*TASK MATERIAL:*
** start **

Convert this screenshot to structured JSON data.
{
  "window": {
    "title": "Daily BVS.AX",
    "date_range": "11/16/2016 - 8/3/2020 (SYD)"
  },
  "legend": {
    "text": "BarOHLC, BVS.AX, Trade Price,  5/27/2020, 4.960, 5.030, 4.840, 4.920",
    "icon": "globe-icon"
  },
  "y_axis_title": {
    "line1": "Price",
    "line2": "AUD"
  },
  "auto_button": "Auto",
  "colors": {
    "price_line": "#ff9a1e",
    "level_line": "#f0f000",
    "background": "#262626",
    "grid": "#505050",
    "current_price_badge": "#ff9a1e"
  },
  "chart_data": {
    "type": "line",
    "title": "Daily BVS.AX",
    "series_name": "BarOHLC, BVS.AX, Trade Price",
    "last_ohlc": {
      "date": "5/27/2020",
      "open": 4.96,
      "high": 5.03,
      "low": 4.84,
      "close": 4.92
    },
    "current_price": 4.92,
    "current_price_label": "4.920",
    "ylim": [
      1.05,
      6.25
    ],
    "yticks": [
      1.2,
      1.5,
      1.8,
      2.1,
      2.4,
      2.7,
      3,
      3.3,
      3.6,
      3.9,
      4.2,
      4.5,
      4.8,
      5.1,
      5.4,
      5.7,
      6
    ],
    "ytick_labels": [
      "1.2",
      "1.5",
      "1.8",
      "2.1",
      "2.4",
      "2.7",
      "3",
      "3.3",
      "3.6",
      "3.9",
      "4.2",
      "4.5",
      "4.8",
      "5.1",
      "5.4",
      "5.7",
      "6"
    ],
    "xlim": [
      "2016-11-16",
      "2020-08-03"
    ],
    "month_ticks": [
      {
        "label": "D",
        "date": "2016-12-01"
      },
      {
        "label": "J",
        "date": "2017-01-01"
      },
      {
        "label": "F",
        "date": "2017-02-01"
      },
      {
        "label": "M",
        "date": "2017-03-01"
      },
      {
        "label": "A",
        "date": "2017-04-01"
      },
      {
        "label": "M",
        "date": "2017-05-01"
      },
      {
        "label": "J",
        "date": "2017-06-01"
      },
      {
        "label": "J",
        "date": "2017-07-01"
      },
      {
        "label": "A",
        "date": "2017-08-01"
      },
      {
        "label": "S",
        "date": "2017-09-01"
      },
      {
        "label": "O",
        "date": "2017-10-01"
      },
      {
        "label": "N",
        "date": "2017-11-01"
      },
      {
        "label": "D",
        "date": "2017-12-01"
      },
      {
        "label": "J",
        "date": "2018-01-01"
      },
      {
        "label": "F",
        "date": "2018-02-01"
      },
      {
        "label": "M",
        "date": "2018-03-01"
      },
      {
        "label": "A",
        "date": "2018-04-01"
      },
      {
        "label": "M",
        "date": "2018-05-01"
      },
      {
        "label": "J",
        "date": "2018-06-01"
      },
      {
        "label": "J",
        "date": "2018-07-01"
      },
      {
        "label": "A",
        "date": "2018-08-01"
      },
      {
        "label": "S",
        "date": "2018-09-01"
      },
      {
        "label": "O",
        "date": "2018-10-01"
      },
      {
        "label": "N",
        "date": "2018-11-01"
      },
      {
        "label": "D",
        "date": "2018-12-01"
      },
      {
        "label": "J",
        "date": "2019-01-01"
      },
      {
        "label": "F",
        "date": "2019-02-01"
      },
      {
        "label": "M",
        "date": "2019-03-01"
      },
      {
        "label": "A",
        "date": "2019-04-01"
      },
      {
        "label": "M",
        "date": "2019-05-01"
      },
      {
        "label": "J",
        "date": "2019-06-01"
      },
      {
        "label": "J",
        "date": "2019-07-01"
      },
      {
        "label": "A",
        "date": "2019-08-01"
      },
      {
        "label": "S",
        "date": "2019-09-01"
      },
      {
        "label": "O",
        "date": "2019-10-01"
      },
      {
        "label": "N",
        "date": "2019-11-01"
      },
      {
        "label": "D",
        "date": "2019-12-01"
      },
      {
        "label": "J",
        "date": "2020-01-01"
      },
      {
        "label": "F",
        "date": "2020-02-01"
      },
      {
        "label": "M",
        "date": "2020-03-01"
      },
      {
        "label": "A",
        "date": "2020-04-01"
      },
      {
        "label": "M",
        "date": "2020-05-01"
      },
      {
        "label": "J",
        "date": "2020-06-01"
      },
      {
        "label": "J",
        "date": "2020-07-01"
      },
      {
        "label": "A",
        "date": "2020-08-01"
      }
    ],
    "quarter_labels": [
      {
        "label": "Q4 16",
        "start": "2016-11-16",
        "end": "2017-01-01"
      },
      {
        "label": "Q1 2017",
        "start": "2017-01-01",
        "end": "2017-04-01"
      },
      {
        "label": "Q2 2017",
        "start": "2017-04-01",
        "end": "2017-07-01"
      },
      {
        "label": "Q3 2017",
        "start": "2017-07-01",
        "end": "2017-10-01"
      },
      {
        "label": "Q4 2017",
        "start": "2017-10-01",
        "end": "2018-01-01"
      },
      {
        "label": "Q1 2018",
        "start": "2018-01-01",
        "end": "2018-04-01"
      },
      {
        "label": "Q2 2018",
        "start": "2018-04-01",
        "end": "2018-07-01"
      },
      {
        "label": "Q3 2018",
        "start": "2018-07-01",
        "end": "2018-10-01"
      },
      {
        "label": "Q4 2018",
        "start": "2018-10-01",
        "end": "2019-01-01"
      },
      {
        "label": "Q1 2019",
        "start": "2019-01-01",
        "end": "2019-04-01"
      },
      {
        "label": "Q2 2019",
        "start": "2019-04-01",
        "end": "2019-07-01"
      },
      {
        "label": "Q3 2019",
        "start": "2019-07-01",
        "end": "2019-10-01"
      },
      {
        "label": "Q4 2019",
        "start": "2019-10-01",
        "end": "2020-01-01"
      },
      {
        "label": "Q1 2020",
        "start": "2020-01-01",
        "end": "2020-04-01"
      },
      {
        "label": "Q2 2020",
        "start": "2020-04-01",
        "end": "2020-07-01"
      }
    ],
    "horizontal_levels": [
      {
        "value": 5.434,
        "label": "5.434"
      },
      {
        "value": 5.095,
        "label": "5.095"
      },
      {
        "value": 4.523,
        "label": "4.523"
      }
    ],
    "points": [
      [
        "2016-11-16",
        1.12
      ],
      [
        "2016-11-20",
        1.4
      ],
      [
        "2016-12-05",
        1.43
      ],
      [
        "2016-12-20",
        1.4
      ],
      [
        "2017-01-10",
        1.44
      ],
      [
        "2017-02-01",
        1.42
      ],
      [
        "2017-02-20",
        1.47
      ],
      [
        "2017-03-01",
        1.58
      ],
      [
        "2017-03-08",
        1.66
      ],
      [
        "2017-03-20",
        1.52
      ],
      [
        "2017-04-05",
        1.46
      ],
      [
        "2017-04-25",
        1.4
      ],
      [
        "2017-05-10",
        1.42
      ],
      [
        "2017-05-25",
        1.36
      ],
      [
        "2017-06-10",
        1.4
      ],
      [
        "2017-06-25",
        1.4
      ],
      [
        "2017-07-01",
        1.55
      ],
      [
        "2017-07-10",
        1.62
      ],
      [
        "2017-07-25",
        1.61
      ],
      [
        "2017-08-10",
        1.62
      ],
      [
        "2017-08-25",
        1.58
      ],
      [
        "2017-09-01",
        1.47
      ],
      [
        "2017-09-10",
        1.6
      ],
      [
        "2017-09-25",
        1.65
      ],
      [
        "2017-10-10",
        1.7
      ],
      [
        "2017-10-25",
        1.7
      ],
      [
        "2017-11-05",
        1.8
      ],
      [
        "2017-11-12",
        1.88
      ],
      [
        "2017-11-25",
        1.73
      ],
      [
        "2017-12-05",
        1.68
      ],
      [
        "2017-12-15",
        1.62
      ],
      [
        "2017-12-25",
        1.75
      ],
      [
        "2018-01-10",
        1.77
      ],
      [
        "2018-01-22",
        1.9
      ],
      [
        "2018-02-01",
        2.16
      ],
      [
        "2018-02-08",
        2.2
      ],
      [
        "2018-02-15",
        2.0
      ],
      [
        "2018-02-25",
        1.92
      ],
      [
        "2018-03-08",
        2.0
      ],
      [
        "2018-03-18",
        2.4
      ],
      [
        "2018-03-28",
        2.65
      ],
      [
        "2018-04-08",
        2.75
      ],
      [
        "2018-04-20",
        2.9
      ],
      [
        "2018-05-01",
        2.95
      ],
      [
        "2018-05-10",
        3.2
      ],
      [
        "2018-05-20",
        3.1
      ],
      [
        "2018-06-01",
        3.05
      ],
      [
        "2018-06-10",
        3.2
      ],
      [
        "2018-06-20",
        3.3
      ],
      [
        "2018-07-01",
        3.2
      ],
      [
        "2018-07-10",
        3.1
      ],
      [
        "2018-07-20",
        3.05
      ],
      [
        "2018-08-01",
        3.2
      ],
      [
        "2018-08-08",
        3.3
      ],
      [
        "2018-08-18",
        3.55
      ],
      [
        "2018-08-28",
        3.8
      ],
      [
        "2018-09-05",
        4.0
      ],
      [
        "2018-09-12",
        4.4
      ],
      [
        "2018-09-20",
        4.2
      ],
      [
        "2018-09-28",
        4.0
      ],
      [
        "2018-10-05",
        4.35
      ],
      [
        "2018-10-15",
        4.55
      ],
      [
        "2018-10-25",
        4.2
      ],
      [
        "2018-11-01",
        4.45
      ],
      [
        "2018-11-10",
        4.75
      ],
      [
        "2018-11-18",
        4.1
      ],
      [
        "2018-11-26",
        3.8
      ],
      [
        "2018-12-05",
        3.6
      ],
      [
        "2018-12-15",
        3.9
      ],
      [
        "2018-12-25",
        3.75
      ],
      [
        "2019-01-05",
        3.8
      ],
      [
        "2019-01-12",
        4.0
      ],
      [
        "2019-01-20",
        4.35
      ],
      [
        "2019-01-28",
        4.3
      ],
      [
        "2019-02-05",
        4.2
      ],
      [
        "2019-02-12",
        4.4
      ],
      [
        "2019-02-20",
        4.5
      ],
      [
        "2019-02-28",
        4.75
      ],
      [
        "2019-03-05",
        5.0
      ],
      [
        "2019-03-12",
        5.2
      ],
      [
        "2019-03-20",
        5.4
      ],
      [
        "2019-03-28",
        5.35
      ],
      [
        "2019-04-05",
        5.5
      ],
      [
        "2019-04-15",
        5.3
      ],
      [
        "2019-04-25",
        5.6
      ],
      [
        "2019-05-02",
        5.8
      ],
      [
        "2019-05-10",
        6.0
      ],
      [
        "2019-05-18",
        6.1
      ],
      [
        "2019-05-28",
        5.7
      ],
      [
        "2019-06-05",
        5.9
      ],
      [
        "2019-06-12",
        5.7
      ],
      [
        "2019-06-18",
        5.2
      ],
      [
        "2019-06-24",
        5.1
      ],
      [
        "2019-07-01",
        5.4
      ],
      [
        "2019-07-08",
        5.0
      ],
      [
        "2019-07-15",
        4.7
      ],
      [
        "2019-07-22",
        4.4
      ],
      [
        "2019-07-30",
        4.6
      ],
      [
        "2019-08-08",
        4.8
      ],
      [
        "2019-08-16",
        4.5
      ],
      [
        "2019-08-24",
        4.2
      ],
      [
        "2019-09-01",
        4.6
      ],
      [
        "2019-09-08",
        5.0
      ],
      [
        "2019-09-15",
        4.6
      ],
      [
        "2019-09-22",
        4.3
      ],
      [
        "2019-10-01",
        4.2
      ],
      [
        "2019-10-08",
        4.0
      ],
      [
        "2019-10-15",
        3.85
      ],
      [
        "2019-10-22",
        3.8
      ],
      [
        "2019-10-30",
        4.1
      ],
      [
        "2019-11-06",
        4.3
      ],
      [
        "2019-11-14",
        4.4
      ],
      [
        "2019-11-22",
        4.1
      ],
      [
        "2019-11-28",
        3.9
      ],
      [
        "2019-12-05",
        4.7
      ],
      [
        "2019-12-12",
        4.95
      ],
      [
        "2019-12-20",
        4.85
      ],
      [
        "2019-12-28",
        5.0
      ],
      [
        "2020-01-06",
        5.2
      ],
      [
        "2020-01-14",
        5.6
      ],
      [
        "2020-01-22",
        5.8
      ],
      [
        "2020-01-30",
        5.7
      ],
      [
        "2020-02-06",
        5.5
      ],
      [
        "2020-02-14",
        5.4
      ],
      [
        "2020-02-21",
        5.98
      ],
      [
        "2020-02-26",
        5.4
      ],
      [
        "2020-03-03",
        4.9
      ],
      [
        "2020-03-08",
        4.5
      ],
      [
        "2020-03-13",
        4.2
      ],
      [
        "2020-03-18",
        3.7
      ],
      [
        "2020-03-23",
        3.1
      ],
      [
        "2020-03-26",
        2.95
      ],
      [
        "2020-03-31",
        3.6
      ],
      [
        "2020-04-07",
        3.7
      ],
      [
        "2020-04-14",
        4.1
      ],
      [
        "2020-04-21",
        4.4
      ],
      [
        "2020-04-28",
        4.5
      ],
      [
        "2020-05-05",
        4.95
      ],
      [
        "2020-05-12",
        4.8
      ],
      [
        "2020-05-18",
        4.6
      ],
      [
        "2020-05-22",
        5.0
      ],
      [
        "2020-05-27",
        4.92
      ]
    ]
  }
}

** end **

*REQUIREMENT:* Copy all the lines above that hold the string "BarOHLC".

*RESULT BELOW:*
    "text": "BarOHLC, BVS.AX, Trade Price,  5/27/2020, 4.960, 5.030, 4.840, 4.920",
    "series_name": "BarOHLC, BVS.AX, Trade Price",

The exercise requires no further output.